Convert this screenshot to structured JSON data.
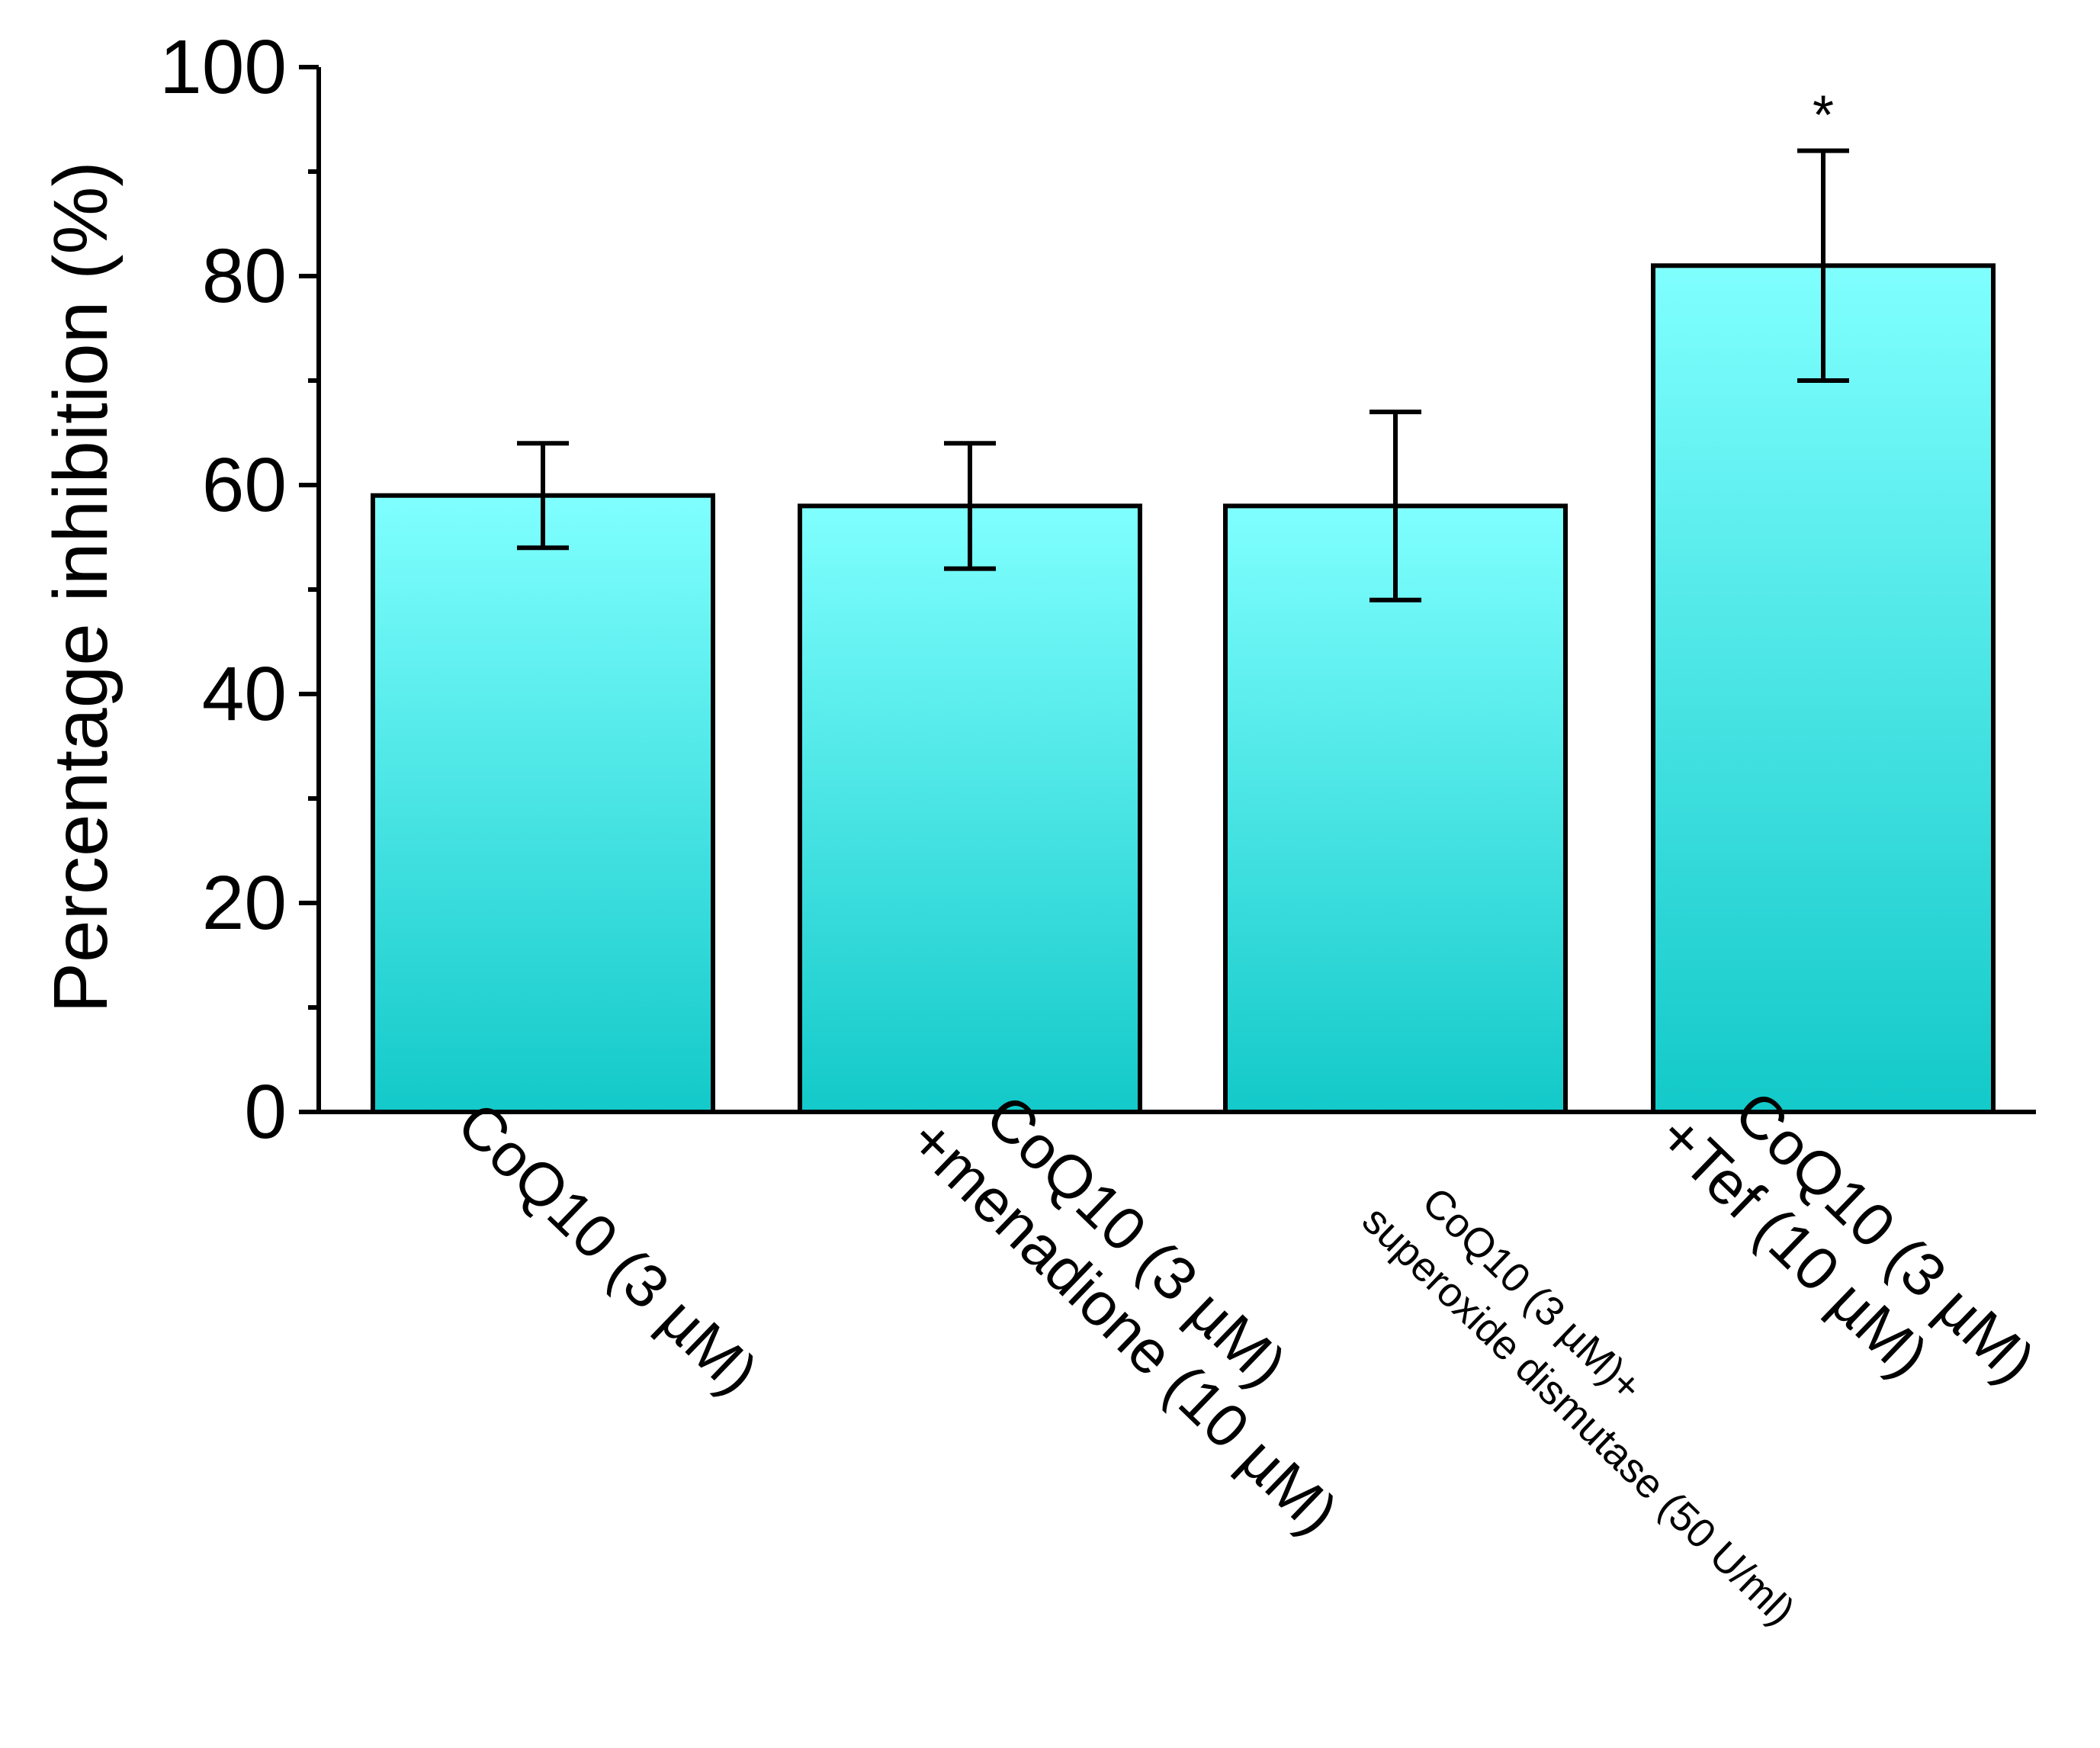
{
  "chart_data": {
    "type": "bar",
    "title": "",
    "xlabel": "",
    "ylabel": "Percentage inhibition (%)",
    "ylim": [
      0,
      100
    ],
    "yticks": [
      0,
      20,
      40,
      60,
      80,
      100
    ],
    "y_minor_step": 10,
    "categories": [
      {
        "lines": [
          "CoQ10 (3 µM)"
        ]
      },
      {
        "lines": [
          "CoQ10 (3 µM)",
          "+menadione (10 µM)"
        ]
      },
      {
        "lines": [
          "CoQ10 (3 µM)+",
          "superoxide dismutase  (50 U/ml)"
        ]
      },
      {
        "lines": [
          "CoQ10 (3 µM)",
          "+Tef (10 µM)"
        ]
      }
    ],
    "values": [
      59,
      58,
      58,
      81
    ],
    "error_upper": [
      64,
      64,
      67,
      92
    ],
    "error_lower": [
      54,
      52,
      49,
      70
    ],
    "annotations": [
      "",
      "",
      "",
      "*"
    ],
    "bar_gradient": {
      "top": "#80ffff",
      "bottom": "#13c9c9"
    },
    "bar_edge_color": "#000000"
  }
}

- Task details -
Reproduce the records verbatim, omitting all images they contain.

- The answer -
Convert this screenshot to structured JSON data.
{
  "chart_data": {
    "type": "bar",
    "title": "",
    "xlabel": "",
    "ylabel": "Percentage inhibition (%)",
    "ylim": [
      0,
      100
    ],
    "yticks": [
      0,
      20,
      40,
      60,
      80,
      100
    ],
    "y_minor_step": 10,
    "categories": [
      {
        "lines": [
          "CoQ10 (3 µM)"
        ]
      },
      {
        "lines": [
          "CoQ10 (3 µM)",
          "+menadione (10 µM)"
        ]
      },
      {
        "lines": [
          "CoQ10 (3 µM)+",
          "superoxide dismutase  (50 U/ml)"
        ]
      },
      {
        "lines": [
          "CoQ10 (3 µM)",
          "+Tef (10 µM)"
        ]
      }
    ],
    "values": [
      59,
      58,
      58,
      81
    ],
    "error_upper": [
      64,
      64,
      67,
      92
    ],
    "error_lower": [
      54,
      52,
      49,
      70
    ],
    "annotations": [
      "",
      "",
      "",
      "*"
    ],
    "bar_gradient": {
      "top": "#80ffff",
      "bottom": "#13c9c9"
    },
    "bar_edge_color": "#000000"
  }
}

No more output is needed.